━━ Records to use
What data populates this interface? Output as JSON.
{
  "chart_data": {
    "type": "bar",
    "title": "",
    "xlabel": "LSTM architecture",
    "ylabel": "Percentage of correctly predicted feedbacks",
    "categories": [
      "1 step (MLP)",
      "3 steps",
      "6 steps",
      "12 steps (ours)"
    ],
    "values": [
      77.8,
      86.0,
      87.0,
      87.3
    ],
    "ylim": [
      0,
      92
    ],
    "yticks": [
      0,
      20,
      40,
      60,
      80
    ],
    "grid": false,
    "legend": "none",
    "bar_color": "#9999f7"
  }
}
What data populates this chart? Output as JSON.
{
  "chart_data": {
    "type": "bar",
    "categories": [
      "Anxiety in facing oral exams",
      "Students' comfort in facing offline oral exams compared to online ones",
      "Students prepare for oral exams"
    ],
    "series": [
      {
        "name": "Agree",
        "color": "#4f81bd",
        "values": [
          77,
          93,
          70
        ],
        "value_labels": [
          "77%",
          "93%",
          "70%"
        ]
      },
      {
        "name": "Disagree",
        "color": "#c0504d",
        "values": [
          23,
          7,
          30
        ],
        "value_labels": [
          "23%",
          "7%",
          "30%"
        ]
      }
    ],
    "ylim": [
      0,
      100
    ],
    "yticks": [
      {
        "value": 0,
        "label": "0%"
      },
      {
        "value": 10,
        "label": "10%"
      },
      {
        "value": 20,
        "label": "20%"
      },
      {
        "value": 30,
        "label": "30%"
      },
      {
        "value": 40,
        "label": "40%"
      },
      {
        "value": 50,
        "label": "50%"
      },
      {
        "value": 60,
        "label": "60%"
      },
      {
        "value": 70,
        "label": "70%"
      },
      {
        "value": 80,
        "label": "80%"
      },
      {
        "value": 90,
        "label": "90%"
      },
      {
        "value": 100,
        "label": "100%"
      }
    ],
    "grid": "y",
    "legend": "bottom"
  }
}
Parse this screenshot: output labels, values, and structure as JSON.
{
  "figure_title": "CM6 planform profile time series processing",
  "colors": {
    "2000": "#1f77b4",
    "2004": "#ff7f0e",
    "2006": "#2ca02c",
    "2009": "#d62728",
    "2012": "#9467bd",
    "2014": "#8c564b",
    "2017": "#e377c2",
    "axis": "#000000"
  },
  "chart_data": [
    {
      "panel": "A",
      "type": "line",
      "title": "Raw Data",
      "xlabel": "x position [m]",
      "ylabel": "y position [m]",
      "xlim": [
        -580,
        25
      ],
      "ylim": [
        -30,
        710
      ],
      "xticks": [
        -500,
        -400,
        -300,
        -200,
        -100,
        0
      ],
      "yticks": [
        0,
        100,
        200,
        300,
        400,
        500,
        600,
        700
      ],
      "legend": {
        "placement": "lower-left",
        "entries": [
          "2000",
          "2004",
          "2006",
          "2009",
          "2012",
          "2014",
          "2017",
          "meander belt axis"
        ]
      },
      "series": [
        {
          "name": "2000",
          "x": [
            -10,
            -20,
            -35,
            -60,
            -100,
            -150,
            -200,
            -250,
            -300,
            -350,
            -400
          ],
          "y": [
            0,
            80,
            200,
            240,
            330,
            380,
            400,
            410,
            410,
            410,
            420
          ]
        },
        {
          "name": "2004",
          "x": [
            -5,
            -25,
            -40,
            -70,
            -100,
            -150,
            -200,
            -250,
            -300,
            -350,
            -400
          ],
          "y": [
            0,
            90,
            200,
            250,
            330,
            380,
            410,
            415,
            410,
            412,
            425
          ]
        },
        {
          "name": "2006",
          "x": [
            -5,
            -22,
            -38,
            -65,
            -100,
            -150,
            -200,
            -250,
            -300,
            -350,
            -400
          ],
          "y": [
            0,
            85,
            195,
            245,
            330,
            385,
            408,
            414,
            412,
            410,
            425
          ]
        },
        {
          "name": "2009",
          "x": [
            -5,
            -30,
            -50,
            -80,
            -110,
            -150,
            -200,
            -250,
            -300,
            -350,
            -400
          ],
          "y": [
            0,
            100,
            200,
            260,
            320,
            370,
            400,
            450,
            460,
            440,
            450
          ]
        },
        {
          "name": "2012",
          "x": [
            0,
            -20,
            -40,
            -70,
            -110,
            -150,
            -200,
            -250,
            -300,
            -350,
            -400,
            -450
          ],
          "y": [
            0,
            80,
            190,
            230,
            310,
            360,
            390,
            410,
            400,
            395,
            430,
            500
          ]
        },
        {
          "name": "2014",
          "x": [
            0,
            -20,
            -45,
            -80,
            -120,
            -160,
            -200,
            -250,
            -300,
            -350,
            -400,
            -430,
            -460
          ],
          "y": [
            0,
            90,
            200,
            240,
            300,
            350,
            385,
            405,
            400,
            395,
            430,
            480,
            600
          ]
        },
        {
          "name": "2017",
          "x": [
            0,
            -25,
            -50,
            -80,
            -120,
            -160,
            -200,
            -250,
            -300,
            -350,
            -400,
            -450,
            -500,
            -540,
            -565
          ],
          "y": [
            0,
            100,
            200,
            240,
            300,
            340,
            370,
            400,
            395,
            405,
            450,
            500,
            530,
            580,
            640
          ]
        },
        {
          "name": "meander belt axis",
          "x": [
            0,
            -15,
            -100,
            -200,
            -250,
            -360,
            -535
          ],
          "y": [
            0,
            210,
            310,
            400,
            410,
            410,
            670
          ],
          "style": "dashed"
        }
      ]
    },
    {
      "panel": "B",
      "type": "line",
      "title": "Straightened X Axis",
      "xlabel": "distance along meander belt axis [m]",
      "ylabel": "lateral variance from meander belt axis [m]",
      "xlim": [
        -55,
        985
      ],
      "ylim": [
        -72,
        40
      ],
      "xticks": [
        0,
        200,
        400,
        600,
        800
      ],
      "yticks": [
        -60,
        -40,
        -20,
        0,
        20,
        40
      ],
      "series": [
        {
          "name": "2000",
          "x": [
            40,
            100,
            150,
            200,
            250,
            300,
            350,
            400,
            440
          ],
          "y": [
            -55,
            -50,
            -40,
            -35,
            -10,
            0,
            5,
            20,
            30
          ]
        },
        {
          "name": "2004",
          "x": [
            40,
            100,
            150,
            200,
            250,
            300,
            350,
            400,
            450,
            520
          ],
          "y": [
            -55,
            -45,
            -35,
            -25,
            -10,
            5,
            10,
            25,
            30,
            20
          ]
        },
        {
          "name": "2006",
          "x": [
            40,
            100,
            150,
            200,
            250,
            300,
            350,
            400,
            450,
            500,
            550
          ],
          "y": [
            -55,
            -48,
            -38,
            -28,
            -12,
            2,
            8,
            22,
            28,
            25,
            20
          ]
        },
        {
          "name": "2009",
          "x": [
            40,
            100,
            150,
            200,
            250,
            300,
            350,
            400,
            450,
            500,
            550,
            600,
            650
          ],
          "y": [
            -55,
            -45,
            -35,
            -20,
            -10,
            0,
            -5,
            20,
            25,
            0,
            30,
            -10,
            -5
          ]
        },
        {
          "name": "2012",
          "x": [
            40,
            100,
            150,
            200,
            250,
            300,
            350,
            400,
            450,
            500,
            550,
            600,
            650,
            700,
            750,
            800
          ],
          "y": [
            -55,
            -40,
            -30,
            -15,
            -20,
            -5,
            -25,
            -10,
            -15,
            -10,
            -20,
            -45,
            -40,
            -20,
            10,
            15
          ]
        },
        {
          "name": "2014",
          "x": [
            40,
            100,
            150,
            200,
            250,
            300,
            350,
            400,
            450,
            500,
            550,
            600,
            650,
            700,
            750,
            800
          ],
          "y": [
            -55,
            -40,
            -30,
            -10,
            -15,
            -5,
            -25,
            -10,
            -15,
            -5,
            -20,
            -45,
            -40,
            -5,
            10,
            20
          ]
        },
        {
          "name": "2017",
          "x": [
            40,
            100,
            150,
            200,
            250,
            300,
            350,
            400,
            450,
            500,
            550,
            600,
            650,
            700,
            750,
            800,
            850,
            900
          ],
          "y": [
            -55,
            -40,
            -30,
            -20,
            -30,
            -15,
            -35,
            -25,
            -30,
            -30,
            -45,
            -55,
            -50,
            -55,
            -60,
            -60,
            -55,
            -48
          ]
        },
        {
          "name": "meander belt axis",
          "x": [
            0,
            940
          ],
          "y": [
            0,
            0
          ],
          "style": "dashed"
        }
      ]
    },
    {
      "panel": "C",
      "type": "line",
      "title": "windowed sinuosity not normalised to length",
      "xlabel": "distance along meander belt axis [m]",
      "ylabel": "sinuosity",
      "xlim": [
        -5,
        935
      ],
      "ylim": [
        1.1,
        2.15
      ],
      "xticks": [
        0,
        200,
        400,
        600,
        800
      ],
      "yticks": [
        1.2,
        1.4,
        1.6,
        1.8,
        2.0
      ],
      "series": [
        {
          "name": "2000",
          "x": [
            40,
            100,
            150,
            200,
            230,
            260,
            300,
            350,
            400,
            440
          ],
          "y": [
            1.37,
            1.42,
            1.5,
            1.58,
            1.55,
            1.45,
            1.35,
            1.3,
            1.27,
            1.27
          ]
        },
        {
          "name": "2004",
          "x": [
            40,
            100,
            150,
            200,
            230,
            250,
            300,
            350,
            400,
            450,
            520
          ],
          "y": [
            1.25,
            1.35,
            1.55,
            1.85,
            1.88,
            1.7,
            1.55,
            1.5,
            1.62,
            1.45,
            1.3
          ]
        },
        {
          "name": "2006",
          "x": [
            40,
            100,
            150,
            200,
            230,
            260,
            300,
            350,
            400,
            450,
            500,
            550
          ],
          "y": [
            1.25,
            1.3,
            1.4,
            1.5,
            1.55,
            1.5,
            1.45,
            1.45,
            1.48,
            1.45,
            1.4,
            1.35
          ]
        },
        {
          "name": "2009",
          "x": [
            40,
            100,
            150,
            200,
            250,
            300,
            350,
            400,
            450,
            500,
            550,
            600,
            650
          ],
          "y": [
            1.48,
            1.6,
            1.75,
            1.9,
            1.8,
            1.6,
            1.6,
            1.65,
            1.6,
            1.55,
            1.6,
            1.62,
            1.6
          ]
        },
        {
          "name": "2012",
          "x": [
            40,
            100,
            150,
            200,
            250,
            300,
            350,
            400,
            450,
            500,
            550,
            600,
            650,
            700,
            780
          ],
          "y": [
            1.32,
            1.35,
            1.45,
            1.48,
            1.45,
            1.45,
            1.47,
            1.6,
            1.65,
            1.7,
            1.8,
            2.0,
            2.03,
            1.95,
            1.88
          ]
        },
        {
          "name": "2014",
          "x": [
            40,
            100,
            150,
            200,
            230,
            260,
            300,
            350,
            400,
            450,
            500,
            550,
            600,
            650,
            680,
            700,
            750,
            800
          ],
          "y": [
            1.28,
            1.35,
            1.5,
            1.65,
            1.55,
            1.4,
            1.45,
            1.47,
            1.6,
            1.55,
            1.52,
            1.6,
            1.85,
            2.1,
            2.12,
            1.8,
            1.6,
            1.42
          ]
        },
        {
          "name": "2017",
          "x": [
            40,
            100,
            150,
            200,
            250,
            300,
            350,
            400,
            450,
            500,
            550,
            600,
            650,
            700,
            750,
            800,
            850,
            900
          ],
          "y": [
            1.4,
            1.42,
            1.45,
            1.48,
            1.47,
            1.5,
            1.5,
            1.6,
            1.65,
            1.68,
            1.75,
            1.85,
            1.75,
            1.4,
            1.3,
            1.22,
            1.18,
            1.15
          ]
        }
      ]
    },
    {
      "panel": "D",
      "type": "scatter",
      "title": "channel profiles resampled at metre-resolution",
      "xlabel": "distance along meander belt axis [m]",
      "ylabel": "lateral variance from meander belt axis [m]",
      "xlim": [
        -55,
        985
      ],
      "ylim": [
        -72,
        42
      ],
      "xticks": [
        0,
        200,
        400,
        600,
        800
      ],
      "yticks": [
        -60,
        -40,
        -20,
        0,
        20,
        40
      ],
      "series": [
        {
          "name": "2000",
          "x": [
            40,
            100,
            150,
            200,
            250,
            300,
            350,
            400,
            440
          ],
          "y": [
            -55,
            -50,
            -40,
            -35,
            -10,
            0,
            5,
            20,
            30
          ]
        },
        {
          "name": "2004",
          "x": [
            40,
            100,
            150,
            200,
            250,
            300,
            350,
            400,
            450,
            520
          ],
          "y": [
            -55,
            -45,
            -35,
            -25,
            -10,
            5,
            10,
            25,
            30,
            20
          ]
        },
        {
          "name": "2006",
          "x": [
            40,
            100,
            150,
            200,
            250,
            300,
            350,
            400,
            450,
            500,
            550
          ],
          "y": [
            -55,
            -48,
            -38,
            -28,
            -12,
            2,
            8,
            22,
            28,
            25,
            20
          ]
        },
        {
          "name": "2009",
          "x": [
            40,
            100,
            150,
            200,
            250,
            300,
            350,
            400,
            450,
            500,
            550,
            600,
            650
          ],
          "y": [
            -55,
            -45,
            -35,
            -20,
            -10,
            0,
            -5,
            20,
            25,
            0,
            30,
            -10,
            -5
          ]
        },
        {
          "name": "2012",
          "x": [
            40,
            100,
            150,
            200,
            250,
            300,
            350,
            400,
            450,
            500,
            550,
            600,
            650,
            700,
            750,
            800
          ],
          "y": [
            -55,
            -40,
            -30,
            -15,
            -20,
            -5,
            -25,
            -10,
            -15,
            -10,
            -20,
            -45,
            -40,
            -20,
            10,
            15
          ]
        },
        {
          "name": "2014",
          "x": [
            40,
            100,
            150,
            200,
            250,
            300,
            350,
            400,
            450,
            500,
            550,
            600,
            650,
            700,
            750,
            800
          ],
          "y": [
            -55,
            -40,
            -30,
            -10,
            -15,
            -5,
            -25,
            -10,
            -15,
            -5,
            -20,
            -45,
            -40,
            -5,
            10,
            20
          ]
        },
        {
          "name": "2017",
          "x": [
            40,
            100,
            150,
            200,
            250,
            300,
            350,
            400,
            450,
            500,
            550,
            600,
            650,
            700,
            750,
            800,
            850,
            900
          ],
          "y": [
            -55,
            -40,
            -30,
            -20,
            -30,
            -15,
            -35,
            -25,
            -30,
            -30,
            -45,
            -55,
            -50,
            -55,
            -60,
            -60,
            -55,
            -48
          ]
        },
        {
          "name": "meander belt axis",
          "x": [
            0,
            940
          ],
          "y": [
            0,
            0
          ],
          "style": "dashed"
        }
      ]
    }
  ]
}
━━━━
Of the lines above, how many include the word "sinuosity"? Reply with the number alone.

2